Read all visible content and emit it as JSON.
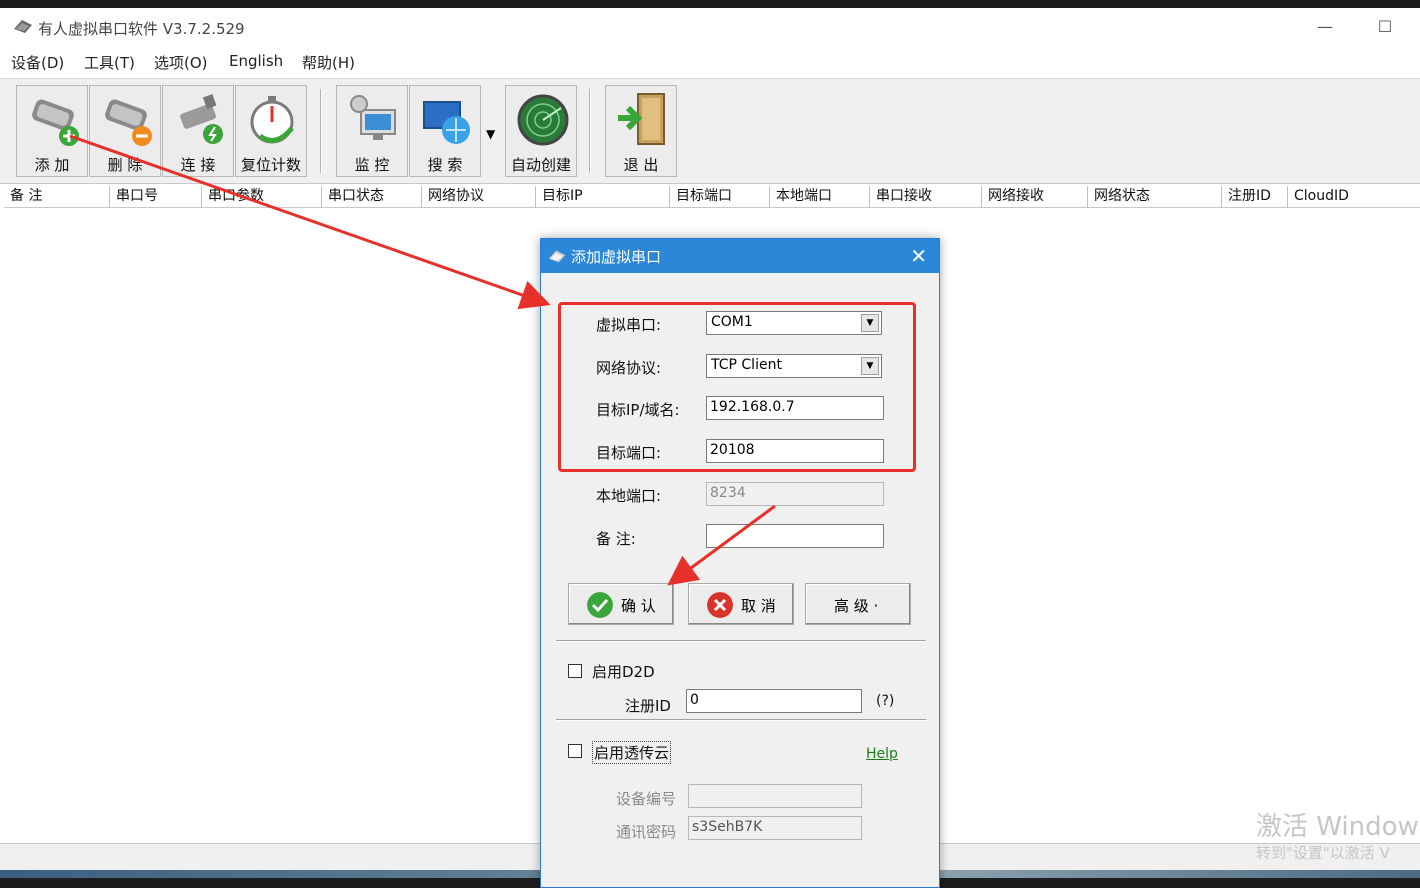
{
  "window": {
    "title": "有人虚拟串口软件 V3.7.2.529",
    "minimize": "—",
    "maximize": "☐"
  },
  "menu": [
    "设备(D)",
    "工具(T)",
    "选项(O)",
    "English",
    "帮助(H)"
  ],
  "toolbar": {
    "add": "添 加",
    "delete": "删 除",
    "connect": "连 接",
    "reset_count": "复位计数",
    "monitor": "监 控",
    "search": "搜 索",
    "auto_create": "自动创建",
    "exit": "退 出",
    "dropdown": "▼"
  },
  "columns": [
    "备 注",
    "串口号",
    "串口参数",
    "串口状态",
    "网络协议",
    "目标IP",
    "目标端口",
    "本地端口",
    "串口接收",
    "网络接收",
    "网络状态",
    "注册ID",
    "CloudID"
  ],
  "dialog": {
    "title": "添加虚拟串口",
    "close": "✕",
    "virtual_port_label": "虚拟串口:",
    "virtual_port_value": "COM1",
    "protocol_label": "网络协议:",
    "protocol_value": "TCP Client",
    "target_ip_label": "目标IP/域名:",
    "target_ip_value": "192.168.0.7",
    "target_port_label": "目标端口:",
    "target_port_value": "20108",
    "local_port_label": "本地端口:",
    "local_port_value": "8234",
    "note_label": "备 注:",
    "note_value": "",
    "confirm": "确 认",
    "cancel": "取 消",
    "advanced": "高 级 ·",
    "enable_d2d": "启用D2D",
    "register_id_label": "注册ID",
    "register_id_value": "0",
    "help_q": "(?)",
    "enable_cloud": "启用透传云",
    "help": "Help",
    "device_no_label": "设备编号",
    "device_no_value": "",
    "comm_pwd_label": "通讯密码",
    "comm_pwd_value": "s3SehB7K"
  },
  "watermark": {
    "line1": "激活 Window",
    "line2": "转到\"设置\"以激活 V"
  },
  "colors": {
    "dialog_title": "#2b88d8",
    "highlight_box": "#e8302a",
    "annotation_arrow": "#e8302a"
  }
}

**Problem description:**
Skip the pictures, then retype every line above exactly.

**Full solution:**
Read all visible content and emit it as JSON.
{
  "window": {
    "title": "有人虚拟串口软件 V3.7.2.529",
    "minimize": "—",
    "maximize": "☐"
  },
  "menu": [
    "设备(D)",
    "工具(T)",
    "选项(O)",
    "English",
    "帮助(H)"
  ],
  "toolbar": {
    "add": "添 加",
    "delete": "删 除",
    "connect": "连 接",
    "reset_count": "复位计数",
    "monitor": "监 控",
    "search": "搜 索",
    "auto_create": "自动创建",
    "exit": "退 出",
    "dropdown": "▼"
  },
  "columns": [
    "备 注",
    "串口号",
    "串口参数",
    "串口状态",
    "网络协议",
    "目标IP",
    "目标端口",
    "本地端口",
    "串口接收",
    "网络接收",
    "网络状态",
    "注册ID",
    "CloudID"
  ],
  "dialog": {
    "title": "添加虚拟串口",
    "close": "✕",
    "virtual_port_label": "虚拟串口:",
    "virtual_port_value": "COM1",
    "protocol_label": "网络协议:",
    "protocol_value": "TCP Client",
    "target_ip_label": "目标IP/域名:",
    "target_ip_value": "192.168.0.7",
    "target_port_label": "目标端口:",
    "target_port_value": "20108",
    "local_port_label": "本地端口:",
    "local_port_value": "8234",
    "note_label": "备 注:",
    "note_value": "",
    "confirm": "确 认",
    "cancel": "取 消",
    "advanced": "高 级 ·",
    "enable_d2d": "启用D2D",
    "register_id_label": "注册ID",
    "register_id_value": "0",
    "help_q": "(?)",
    "enable_cloud": "启用透传云",
    "help": "Help",
    "device_no_label": "设备编号",
    "device_no_value": "",
    "comm_pwd_label": "通讯密码",
    "comm_pwd_value": "s3SehB7K"
  },
  "watermark": {
    "line1": "激活 Window",
    "line2": "转到\"设置\"以激活 V"
  },
  "colors": {
    "dialog_title": "#2b88d8",
    "highlight_box": "#e8302a",
    "annotation_arrow": "#e8302a"
  }
}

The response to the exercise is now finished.